• _Exercise description_:
Transcribe the whole listing below without changing a word, but leave out every image.

• _Material supplied_:
--------------------
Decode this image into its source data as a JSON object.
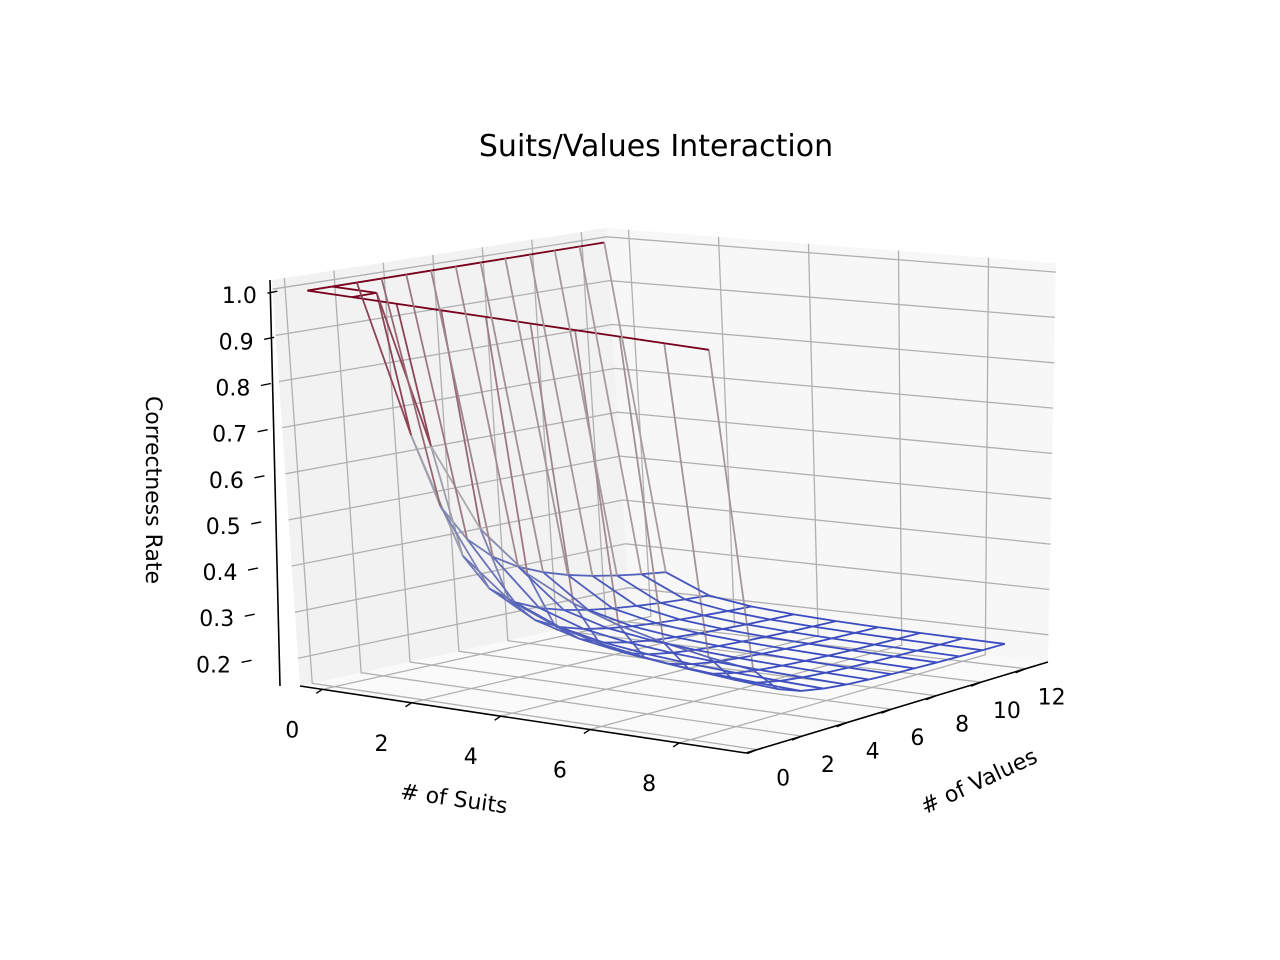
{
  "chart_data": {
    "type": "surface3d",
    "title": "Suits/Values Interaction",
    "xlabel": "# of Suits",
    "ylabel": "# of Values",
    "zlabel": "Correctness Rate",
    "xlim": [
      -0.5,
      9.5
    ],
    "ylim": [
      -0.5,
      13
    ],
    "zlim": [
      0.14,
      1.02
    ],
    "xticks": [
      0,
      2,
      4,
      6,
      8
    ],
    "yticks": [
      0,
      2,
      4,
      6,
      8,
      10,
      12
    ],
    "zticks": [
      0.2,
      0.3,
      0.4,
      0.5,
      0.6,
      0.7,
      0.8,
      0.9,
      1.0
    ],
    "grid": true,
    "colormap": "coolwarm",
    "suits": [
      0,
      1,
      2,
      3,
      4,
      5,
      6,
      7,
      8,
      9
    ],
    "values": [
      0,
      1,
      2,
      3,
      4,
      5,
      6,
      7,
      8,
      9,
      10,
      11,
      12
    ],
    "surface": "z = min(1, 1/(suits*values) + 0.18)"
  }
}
--------------------
• _Answer to the task_:
Decode this image into its source data as a JSON object.
{
  "chart_data": {
    "type": "surface3d",
    "title": "Suits/Values Interaction",
    "xlabel": "# of Suits",
    "ylabel": "# of Values",
    "zlabel": "Correctness Rate",
    "xlim": [
      -0.5,
      9.5
    ],
    "ylim": [
      -0.5,
      13
    ],
    "zlim": [
      0.14,
      1.02
    ],
    "xticks": [
      0,
      2,
      4,
      6,
      8
    ],
    "yticks": [
      0,
      2,
      4,
      6,
      8,
      10,
      12
    ],
    "zticks": [
      0.2,
      0.3,
      0.4,
      0.5,
      0.6,
      0.7,
      0.8,
      0.9,
      1.0
    ],
    "grid": true,
    "colormap": "coolwarm",
    "suits": [
      0,
      1,
      2,
      3,
      4,
      5,
      6,
      7,
      8,
      9
    ],
    "values": [
      0,
      1,
      2,
      3,
      4,
      5,
      6,
      7,
      8,
      9,
      10,
      11,
      12
    ],
    "surface": "z = min(1, 1/(suits*values) + 0.18)"
  }
}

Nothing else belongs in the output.